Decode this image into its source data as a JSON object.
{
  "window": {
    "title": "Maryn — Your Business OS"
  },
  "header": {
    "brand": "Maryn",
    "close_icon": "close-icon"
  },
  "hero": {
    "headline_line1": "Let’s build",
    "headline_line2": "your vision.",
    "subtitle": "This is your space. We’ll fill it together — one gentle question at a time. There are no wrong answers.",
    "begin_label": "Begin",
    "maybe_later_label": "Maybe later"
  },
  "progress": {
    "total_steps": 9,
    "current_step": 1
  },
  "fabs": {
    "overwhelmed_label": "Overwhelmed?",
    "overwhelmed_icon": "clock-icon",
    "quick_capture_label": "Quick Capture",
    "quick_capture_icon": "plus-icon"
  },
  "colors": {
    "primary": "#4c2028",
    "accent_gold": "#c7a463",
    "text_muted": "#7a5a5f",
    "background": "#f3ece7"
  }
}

### Goal
Using the listing above, gather each line that holds the string "Maryn" and copy it.

### Response to this task
    "title": "Maryn — Your Business OS"
    "brand": "Maryn",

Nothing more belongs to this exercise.